◆ YOUR TASK ◆
Starting at the line that contains "Type out the text in this image.", restate each line word for word through the final line of the data, keeping both ends.
** start TASK INPUT **
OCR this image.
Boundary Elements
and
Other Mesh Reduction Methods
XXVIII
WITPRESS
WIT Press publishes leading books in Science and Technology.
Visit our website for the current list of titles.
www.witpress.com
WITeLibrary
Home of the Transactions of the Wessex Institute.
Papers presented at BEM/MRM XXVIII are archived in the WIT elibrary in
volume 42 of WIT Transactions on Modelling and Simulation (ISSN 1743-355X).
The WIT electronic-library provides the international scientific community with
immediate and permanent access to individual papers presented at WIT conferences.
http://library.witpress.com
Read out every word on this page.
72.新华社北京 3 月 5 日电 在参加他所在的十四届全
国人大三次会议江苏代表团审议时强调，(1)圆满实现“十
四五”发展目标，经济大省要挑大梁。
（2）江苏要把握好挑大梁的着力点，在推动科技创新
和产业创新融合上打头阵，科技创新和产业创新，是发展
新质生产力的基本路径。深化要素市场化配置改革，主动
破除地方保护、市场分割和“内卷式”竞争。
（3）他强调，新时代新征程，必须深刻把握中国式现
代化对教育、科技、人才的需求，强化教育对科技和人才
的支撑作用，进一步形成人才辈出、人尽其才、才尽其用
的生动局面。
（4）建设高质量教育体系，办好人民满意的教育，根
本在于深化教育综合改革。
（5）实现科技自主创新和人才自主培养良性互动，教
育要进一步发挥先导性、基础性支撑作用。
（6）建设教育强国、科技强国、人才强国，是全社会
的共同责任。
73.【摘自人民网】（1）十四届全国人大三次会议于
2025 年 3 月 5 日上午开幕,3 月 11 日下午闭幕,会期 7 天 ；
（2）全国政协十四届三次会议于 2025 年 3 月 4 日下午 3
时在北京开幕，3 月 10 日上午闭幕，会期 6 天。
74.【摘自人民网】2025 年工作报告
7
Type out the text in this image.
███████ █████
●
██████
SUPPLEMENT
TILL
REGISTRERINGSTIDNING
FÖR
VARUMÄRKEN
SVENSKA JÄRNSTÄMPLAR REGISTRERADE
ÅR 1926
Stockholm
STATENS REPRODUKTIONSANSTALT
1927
** end TASK INPUT **
◆ CORRECT RESPONSE ◆
Type out the text in this image.
███████ █████
●
██████
SUPPLEMENT
TILL
REGISTRERINGSTIDNING
FÖR
VARUMÄRKEN
SVENSKA JÄRNSTÄMPLAR REGISTRERADE
ÅR 1926
Stockholm
STATENS REPRODUKTIONSANSTALT
1927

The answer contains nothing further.